### Task statement
Please rename "junction" to "connection" in everything from the line containing "wire GATE pin" down to the line containing "capacitor C1 — [67, 51, 105, 125]" in the records, and give those lines again with nothing else changed.

### Supplied data
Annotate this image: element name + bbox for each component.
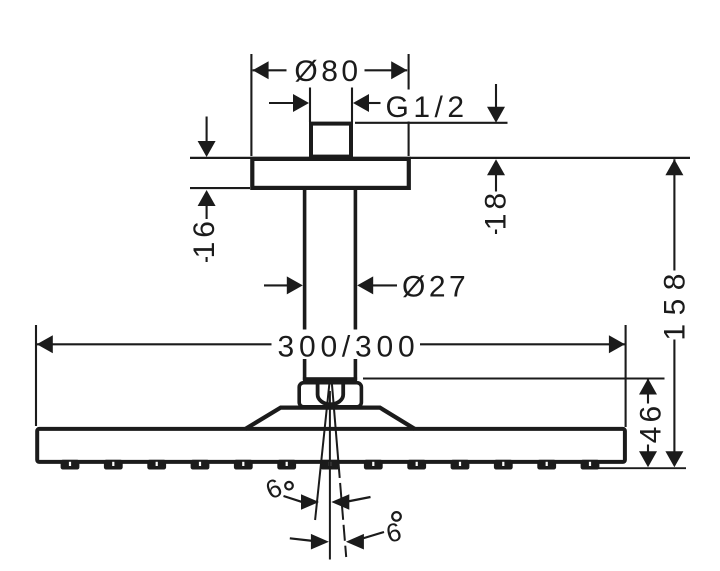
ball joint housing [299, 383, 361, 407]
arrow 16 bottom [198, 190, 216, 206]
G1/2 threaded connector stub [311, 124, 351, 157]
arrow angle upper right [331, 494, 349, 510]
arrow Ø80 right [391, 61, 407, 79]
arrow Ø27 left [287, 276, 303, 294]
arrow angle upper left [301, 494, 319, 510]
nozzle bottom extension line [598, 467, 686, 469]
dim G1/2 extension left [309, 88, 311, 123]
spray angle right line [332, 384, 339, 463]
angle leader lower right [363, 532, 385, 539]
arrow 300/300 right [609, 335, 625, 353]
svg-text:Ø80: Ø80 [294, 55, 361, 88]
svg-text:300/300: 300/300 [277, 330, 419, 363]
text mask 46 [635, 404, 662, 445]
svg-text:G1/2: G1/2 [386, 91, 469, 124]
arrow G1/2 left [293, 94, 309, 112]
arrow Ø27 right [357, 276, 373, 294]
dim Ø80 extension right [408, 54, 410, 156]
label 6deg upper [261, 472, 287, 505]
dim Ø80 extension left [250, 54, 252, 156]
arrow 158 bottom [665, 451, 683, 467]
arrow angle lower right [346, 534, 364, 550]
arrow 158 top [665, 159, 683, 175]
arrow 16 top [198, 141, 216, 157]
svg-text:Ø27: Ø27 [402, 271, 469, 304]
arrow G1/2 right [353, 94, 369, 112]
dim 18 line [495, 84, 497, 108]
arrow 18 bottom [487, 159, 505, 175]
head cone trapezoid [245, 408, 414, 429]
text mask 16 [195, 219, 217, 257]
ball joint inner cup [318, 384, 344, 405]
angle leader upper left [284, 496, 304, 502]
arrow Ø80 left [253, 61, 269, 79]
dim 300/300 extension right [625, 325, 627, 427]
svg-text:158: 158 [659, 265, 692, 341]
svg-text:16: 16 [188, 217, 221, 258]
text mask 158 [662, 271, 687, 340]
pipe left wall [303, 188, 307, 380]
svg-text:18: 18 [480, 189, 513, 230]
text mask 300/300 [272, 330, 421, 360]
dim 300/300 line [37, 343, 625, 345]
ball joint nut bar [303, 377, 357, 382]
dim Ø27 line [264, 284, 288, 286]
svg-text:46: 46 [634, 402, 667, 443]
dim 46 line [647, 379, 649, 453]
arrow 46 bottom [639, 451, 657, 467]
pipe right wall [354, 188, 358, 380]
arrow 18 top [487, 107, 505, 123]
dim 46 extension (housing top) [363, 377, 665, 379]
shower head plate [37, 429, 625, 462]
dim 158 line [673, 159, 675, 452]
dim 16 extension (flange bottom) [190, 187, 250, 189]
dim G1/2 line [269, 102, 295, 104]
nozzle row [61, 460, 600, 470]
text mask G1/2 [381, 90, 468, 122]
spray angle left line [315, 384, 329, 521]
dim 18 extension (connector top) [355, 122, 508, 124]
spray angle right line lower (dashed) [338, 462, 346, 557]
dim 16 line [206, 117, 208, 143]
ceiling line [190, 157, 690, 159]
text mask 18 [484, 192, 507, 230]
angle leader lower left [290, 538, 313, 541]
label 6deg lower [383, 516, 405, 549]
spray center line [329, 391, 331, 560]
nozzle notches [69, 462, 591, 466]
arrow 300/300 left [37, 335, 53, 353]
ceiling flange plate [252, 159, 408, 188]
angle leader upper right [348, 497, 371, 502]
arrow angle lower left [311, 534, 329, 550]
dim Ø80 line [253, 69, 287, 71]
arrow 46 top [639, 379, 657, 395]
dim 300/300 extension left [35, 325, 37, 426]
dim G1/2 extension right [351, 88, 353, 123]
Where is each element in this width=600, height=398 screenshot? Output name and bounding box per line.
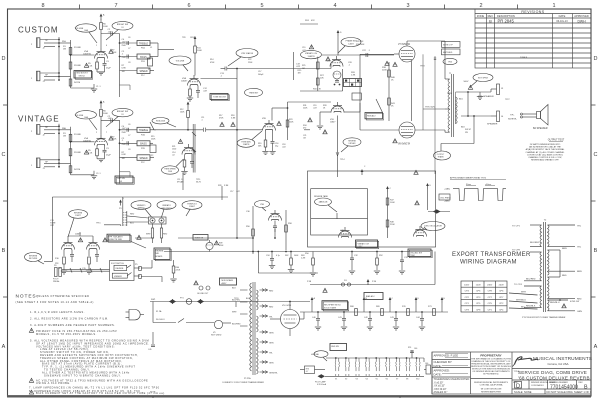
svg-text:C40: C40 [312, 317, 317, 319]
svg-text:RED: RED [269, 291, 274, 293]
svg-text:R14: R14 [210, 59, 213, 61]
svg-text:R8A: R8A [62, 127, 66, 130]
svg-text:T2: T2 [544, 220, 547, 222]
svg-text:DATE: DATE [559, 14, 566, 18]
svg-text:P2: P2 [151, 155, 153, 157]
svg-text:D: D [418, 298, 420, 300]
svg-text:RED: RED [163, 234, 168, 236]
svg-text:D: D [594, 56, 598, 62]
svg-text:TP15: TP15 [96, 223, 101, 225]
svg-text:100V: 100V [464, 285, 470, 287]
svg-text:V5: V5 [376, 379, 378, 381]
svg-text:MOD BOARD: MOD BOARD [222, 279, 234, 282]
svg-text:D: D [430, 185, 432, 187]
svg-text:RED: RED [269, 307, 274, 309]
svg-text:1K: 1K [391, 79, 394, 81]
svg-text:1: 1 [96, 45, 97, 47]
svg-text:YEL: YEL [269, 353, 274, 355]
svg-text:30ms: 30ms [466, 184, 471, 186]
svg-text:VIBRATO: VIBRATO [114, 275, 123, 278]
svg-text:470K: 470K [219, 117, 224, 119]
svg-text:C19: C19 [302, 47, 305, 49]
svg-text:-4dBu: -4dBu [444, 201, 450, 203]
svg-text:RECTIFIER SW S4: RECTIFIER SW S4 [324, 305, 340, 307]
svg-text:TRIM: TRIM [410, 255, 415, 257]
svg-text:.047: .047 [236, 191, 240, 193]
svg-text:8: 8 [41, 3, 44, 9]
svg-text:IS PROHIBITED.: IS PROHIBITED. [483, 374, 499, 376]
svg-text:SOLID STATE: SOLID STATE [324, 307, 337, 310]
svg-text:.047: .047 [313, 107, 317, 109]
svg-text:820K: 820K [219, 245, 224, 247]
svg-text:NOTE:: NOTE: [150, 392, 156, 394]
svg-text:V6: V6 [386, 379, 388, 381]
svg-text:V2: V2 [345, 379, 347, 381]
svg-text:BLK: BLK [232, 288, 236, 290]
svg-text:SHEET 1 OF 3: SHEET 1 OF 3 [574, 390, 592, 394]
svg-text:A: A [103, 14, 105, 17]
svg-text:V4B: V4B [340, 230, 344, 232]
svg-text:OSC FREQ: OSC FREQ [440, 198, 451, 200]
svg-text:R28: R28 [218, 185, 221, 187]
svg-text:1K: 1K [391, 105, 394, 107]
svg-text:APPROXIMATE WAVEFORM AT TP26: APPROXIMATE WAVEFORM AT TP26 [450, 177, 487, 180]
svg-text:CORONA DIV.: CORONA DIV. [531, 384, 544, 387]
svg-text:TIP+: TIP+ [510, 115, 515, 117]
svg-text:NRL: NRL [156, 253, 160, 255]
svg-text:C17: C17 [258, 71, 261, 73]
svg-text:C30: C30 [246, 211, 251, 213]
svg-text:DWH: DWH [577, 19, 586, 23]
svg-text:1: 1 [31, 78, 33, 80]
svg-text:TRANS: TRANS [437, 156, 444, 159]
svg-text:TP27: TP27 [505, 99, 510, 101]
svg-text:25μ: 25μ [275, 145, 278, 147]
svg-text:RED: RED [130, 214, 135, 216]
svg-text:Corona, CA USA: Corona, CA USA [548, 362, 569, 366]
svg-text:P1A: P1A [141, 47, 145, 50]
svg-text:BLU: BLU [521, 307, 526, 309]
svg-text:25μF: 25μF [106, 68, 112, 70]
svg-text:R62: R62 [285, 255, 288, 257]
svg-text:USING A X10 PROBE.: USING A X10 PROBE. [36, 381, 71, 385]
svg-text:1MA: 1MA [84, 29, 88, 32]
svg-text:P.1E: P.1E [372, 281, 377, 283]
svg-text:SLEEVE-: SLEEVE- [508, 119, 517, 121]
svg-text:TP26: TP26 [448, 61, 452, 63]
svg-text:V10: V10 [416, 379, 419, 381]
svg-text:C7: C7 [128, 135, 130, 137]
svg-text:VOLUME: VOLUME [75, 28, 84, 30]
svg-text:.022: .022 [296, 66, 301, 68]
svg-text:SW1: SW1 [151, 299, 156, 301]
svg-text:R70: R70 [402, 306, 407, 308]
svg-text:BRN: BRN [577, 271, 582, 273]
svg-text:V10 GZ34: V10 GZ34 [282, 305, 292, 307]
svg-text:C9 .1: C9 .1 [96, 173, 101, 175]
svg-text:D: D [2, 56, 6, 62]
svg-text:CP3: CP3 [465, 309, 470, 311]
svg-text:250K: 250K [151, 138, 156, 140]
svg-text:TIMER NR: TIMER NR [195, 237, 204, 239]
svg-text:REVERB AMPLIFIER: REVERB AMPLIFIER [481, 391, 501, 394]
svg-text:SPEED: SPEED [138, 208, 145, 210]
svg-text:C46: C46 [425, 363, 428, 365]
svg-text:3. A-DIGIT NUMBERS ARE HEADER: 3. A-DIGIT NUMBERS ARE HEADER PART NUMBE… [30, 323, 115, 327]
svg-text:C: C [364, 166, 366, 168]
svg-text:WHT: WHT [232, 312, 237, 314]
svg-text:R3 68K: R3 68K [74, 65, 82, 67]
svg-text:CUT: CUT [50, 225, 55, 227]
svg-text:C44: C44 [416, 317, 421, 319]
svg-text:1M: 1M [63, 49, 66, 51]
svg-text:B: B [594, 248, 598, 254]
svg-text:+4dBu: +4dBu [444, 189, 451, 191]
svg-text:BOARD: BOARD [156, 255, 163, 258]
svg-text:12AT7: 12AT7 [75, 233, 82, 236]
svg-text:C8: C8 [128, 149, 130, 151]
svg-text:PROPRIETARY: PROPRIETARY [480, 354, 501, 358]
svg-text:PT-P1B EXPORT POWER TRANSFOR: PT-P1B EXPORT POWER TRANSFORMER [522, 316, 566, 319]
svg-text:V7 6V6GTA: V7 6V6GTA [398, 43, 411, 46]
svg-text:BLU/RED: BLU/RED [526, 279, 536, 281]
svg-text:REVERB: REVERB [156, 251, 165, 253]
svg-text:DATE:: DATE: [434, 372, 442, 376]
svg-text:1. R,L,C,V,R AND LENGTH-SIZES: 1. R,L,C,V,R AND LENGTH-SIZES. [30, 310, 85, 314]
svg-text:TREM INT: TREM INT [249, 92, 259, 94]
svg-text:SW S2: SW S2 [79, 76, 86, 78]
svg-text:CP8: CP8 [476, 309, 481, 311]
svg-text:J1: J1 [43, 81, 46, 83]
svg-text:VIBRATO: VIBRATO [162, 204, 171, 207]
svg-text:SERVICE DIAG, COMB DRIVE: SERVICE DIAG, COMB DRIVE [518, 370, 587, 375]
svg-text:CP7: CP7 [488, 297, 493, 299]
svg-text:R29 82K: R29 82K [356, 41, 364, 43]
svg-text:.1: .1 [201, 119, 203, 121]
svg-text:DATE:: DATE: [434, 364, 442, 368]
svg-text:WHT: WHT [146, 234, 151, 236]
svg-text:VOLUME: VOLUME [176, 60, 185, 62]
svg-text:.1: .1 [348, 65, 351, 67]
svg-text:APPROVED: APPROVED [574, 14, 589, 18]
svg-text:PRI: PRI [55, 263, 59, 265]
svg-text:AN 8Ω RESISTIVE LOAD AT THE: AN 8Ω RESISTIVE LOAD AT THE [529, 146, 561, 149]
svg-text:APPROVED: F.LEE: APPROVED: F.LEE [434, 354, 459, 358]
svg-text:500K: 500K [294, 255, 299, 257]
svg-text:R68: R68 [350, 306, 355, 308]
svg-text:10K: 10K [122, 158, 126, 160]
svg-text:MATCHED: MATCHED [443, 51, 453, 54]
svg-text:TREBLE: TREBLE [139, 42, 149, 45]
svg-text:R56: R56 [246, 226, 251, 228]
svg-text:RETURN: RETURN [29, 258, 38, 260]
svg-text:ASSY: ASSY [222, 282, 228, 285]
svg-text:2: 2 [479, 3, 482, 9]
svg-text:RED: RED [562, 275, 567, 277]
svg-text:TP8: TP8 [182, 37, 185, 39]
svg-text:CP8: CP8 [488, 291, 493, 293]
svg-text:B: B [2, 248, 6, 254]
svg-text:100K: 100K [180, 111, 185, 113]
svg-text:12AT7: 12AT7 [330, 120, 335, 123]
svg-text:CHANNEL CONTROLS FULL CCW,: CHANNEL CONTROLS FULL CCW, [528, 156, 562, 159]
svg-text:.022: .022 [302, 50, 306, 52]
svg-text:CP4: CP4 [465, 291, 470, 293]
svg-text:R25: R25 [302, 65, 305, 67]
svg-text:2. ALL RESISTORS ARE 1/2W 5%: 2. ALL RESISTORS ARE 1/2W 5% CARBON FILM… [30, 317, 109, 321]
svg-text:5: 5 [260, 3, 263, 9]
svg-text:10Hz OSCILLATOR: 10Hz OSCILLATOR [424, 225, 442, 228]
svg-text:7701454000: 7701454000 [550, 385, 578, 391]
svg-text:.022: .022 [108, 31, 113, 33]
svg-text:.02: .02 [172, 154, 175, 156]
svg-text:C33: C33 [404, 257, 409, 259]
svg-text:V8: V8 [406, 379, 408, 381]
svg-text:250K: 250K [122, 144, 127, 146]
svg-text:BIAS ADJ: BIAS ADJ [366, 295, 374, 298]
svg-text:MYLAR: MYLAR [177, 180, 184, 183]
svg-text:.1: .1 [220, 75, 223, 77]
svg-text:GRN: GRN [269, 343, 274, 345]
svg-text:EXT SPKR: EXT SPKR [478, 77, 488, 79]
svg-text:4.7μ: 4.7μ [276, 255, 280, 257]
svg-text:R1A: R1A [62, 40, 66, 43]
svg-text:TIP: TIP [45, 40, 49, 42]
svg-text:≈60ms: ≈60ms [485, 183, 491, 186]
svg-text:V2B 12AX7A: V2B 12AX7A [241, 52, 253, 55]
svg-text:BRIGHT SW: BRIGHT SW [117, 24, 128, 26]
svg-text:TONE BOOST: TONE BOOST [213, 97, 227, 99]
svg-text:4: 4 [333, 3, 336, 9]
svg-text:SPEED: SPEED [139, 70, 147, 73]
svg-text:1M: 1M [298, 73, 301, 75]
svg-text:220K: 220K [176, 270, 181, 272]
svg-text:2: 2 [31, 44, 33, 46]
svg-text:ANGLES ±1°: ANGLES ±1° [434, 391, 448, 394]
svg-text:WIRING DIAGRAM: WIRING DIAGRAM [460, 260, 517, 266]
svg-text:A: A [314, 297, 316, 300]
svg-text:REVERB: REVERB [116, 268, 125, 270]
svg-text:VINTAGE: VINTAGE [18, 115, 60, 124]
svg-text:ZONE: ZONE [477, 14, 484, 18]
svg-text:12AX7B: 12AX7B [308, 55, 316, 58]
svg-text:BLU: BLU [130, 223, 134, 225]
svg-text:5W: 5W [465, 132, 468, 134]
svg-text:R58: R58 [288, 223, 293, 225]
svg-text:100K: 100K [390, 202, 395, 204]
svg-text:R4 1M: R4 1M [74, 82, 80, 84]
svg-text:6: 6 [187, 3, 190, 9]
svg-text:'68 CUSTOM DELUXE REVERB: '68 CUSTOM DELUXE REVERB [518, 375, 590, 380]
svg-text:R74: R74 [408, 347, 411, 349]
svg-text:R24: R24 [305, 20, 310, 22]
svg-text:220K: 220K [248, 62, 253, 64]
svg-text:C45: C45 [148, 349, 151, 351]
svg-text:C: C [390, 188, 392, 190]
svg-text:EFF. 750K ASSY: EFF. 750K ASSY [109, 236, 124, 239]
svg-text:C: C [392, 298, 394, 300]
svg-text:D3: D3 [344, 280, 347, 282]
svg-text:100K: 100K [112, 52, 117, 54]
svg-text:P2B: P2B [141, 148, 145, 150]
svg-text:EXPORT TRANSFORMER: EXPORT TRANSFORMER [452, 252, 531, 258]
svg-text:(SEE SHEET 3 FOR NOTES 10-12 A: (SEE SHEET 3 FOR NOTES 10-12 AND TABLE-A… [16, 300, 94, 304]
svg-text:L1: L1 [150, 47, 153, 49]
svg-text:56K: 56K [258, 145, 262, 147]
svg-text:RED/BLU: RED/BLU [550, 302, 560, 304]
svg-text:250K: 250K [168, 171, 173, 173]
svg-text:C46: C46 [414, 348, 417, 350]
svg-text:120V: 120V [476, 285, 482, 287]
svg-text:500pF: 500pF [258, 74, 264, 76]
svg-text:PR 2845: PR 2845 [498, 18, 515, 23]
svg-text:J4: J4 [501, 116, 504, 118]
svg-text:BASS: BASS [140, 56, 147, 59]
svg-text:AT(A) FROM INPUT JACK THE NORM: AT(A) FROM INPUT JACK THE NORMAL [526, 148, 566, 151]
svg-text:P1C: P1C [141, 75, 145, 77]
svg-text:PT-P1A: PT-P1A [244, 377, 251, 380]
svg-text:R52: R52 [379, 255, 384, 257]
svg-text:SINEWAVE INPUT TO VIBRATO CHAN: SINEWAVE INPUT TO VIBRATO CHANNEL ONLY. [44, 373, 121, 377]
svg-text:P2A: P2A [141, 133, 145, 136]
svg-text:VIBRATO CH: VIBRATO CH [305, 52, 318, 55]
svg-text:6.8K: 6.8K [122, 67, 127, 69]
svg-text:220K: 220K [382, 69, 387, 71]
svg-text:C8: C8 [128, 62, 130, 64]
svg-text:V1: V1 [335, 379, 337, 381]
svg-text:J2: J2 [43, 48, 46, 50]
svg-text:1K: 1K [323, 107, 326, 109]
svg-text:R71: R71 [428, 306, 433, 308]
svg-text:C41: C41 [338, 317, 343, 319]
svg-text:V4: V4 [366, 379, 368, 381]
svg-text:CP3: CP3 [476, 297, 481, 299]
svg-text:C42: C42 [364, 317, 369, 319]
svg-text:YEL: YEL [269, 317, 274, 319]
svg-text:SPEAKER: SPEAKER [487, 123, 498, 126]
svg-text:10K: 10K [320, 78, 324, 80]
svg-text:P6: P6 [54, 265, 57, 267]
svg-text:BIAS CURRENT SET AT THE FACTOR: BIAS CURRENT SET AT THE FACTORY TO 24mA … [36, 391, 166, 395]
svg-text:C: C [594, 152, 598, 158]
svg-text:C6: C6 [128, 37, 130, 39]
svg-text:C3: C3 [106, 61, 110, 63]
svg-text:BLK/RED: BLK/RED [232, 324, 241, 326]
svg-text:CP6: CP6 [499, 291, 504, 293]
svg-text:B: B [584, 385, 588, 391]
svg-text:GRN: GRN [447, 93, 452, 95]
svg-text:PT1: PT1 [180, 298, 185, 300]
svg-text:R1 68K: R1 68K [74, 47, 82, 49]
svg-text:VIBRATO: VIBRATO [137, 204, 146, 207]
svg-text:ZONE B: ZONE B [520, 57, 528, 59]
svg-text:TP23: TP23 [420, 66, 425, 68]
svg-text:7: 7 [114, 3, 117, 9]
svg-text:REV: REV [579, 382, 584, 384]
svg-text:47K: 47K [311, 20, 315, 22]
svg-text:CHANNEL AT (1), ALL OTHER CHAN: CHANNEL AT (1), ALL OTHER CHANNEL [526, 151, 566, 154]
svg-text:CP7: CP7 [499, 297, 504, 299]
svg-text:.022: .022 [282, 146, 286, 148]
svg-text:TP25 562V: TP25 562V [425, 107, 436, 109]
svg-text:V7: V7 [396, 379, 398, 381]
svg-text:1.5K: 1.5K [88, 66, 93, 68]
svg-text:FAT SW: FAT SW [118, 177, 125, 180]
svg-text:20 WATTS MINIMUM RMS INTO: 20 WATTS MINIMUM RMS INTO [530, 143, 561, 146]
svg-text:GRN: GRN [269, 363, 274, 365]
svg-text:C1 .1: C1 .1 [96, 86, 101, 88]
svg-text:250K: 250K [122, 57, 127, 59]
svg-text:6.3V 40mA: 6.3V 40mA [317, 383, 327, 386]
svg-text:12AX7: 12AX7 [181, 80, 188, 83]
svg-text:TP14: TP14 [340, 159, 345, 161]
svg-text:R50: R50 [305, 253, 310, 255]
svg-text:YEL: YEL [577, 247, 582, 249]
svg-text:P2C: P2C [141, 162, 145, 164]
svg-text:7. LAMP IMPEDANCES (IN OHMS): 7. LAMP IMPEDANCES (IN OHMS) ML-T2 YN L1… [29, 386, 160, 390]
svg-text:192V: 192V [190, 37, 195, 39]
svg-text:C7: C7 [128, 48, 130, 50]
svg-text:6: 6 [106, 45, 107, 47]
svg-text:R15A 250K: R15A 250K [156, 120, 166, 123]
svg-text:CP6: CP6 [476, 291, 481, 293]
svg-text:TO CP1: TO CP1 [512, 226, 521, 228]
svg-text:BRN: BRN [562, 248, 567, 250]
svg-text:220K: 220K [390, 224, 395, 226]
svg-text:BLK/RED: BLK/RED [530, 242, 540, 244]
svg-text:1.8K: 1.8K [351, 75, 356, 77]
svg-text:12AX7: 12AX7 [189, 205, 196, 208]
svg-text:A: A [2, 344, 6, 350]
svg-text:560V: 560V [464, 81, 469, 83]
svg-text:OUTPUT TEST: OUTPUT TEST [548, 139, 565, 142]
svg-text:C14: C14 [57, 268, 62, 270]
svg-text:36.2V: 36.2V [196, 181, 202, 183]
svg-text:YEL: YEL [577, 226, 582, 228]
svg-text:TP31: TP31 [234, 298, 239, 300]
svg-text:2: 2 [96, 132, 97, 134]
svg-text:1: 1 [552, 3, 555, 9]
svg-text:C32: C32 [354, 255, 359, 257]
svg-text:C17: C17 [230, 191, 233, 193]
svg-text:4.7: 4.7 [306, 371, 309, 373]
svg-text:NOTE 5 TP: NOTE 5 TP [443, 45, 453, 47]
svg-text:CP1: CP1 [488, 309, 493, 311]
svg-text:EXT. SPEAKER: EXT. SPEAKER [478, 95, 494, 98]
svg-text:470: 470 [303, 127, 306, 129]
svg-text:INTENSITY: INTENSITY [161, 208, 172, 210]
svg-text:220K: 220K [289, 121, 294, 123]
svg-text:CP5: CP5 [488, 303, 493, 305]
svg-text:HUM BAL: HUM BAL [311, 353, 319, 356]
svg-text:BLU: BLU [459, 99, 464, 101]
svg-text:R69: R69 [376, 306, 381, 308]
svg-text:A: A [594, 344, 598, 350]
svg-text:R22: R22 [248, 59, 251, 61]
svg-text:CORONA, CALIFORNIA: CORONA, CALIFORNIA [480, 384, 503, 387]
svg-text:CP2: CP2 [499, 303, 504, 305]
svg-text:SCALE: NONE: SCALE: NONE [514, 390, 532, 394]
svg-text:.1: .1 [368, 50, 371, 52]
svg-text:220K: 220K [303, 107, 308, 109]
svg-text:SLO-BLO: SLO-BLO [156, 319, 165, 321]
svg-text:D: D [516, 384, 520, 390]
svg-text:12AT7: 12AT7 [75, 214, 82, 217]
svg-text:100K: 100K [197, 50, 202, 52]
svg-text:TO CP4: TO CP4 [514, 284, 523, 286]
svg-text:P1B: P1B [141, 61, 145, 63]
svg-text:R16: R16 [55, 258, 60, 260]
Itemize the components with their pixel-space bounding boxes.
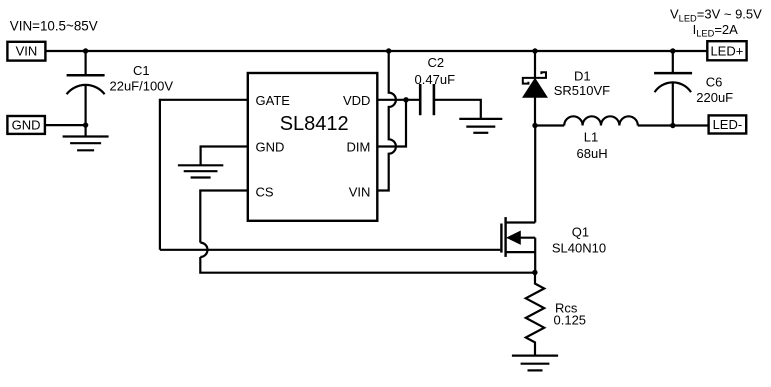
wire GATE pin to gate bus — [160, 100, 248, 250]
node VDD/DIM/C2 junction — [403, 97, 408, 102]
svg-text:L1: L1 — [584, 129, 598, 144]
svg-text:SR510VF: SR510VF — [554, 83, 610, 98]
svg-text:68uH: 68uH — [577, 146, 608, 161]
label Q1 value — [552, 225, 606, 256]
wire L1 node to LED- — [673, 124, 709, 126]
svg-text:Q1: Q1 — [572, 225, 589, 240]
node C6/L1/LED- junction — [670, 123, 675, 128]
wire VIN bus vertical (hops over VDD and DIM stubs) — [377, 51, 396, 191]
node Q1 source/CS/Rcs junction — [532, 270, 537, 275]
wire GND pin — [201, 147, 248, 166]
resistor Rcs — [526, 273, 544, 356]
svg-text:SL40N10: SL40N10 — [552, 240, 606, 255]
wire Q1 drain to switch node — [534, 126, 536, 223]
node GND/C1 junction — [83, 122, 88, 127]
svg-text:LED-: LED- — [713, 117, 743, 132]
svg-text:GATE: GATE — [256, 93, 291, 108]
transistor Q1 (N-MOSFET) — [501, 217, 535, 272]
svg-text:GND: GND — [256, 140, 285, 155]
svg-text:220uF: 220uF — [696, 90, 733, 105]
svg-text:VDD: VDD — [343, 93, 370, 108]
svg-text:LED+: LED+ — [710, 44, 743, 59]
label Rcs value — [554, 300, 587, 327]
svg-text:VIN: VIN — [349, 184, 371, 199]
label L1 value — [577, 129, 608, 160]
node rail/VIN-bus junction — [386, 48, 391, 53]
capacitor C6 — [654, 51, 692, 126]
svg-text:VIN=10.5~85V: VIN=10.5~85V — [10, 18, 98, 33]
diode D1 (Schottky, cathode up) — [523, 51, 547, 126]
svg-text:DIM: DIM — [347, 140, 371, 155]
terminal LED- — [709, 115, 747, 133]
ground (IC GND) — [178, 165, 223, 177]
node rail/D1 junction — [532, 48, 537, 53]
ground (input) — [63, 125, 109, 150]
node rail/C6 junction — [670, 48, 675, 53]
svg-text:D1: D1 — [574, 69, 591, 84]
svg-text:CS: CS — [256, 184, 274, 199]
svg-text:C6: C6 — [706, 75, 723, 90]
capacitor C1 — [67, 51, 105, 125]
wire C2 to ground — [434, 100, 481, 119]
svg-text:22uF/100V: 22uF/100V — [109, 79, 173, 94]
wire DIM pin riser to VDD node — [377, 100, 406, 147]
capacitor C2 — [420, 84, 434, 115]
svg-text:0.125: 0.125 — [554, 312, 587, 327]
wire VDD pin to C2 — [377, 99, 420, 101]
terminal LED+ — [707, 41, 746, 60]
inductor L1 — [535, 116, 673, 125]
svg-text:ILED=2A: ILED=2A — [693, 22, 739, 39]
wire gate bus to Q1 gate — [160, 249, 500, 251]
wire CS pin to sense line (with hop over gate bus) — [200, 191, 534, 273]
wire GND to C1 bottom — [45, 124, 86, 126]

### Full response
wire GATE pin to gate bus — [160, 100, 248, 250]
node VDD/DIM/C2 connection — [403, 97, 408, 102]
svg-text:L1: L1 — [584, 129, 598, 144]
svg-text:SR510VF: SR510VF — [554, 83, 610, 98]
svg-text:68uH: 68uH — [577, 146, 608, 161]
label Q1 value — [552, 225, 606, 256]
wire L1 node to LED- — [673, 124, 709, 126]
svg-text:Q1: Q1 — [572, 225, 589, 240]
node C6/L1/LED- connection — [670, 123, 675, 128]
wire VIN bus vertical (hops over VDD and DIM stubs) — [377, 51, 396, 191]
node Q1 source/CS/Rcs connection — [532, 270, 537, 275]
wire GND pin — [201, 147, 248, 166]
resistor Rcs — [526, 273, 544, 356]
svg-text:SL40N10: SL40N10 — [552, 240, 606, 255]
wire Q1 drain to switch node — [534, 126, 536, 223]
node GND/C1 connection — [83, 122, 88, 127]
svg-text:LED-: LED- — [713, 117, 743, 132]
svg-text:GATE: GATE — [256, 93, 291, 108]
transistor Q1 (N-MOSFET) — [501, 217, 535, 272]
svg-text:GND: GND — [256, 140, 285, 155]
svg-text:220uF: 220uF — [696, 90, 733, 105]
svg-text:VDD: VDD — [343, 93, 370, 108]
svg-text:LED+: LED+ — [710, 44, 743, 59]
label Rcs value — [554, 300, 587, 327]
svg-text:VIN: VIN — [349, 184, 371, 199]
label L1 value — [577, 129, 608, 160]
node rail/VIN-bus connection — [386, 48, 391, 53]
capacitor C6 — [654, 51, 692, 126]
svg-text:VIN=10.5~85V: VIN=10.5~85V — [10, 18, 98, 33]
diode D1 (Schottky, cathode up) — [523, 51, 547, 126]
svg-text:DIM: DIM — [347, 140, 371, 155]
terminal LED- — [709, 115, 747, 133]
ground (IC GND) — [178, 165, 223, 177]
node rail/D1 connection — [532, 48, 537, 53]
ground (input) — [63, 125, 109, 150]
node rail/C6 connection — [670, 48, 675, 53]
svg-text:D1: D1 — [574, 69, 591, 84]
svg-text:CS: CS — [256, 184, 274, 199]
svg-text:C6: C6 — [706, 75, 723, 90]
capacitor C1 — [67, 51, 105, 125]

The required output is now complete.